Copy every record below exactly.
━━ Items
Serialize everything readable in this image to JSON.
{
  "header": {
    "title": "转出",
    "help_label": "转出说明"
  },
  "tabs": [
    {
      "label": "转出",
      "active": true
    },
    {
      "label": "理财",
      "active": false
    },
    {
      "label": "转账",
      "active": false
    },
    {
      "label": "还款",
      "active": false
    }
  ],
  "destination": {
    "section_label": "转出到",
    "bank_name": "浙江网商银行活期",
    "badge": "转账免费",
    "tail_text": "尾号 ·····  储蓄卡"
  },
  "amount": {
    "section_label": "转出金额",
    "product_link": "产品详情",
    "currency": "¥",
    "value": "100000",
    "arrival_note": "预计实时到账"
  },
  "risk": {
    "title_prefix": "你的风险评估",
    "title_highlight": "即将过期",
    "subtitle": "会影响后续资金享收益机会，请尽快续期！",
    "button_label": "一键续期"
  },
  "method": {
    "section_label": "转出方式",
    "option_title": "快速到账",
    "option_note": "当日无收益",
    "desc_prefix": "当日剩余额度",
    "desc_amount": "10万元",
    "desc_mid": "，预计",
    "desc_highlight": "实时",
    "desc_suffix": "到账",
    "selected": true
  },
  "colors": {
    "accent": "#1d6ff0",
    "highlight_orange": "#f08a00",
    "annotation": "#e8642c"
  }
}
━━━━
● **Solution below**:
Serialize everything readable in this image to JSON.
{
  "header": {
    "title": "转出",
    "help_label": "转出说明"
  },
  "tabs": [
    {
      "label": "转出",
      "active": true
    },
    {
      "label": "理财",
      "active": false
    },
    {
      "label": "转账",
      "active": false
    },
    {
      "label": "还款",
      "active": false
    }
  ],
  "destination": {
    "section_label": "转出到",
    "bank_name": "浙江网商银行活期",
    "badge": "转账免费",
    "tail_text": "尾号 ·····  储蓄卡"
  },
  "amount": {
    "section_label": "转出金额",
    "product_link": "产品详情",
    "currency": "¥",
    "value": "100000",
    "arrival_note": "预计实时到账"
  },
  "risk": {
    "title_prefix": "你的风险评估",
    "title_highlight": "即将过期",
    "subtitle": "会影响后续资金享收益机会，请尽快续期！",
    "button_label": "一键续期"
  },
  "method": {
    "section_label": "转出方式",
    "option_title": "快速到账",
    "option_note": "当日无收益",
    "desc_prefix": "当日剩余额度",
    "desc_amount": "10万元",
    "desc_mid": "，预计",
    "desc_highlight": "实时",
    "desc_suffix": "到账",
    "selected": true
  },
  "colors": {
    "accent": "#1d6ff0",
    "highlight_orange": "#f08a00",
    "annotation": "#e8642c"
  }
}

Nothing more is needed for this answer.